** begin DATA SUPPLIED **
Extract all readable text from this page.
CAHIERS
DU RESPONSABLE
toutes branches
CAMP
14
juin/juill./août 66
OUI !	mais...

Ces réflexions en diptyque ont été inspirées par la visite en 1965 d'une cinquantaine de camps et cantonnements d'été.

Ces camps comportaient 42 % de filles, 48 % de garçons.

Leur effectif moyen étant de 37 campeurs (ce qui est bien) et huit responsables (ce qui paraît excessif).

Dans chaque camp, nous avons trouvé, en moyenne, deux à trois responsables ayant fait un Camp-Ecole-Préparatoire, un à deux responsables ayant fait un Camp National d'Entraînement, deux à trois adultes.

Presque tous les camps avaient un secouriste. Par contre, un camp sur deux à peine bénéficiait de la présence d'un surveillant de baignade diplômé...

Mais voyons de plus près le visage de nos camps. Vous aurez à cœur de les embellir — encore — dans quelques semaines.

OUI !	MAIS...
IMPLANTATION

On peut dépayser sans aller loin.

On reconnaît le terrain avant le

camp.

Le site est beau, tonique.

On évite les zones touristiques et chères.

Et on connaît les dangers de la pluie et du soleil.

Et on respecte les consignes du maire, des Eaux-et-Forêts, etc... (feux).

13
** end DATA SUPPLIED **
WHAT THE EXERCISE ASKS - Reproduce the records above exactly.

TASK ANSWER -
Extract all readable text from this page.
CAHIERS
DU RESPONSABLE
toutes branches
CAMP
14
juin/juill./août 66
OUI !	mais...

Ces réflexions en diptyque ont été inspirées par la visite en 1965 d'une cinquantaine de camps et cantonnements d'été.

Ces camps comportaient 42 % de filles, 48 % de garçons.

Leur effectif moyen étant de 37 campeurs (ce qui est bien) et huit responsables (ce qui paraît excessif).

Dans chaque camp, nous avons trouvé, en moyenne, deux à trois responsables ayant fait un Camp-Ecole-Préparatoire, un à deux responsables ayant fait un Camp National d'Entraînement, deux à trois adultes.

Presque tous les camps avaient un secouriste. Par contre, un camp sur deux à peine bénéficiait de la présence d'un surveillant de baignade diplômé...

Mais voyons de plus près le visage de nos camps. Vous aurez à cœur de les embellir — encore — dans quelques semaines.

OUI !	MAIS...
IMPLANTATION

On peut dépayser sans aller loin.

On reconnaît le terrain avant le

camp.

Le site est beau, tonique.

On évite les zones touristiques et chères.

Et on connaît les dangers de la pluie et du soleil.

Et on respecte les consignes du maire, des Eaux-et-Forêts, etc... (feux).

13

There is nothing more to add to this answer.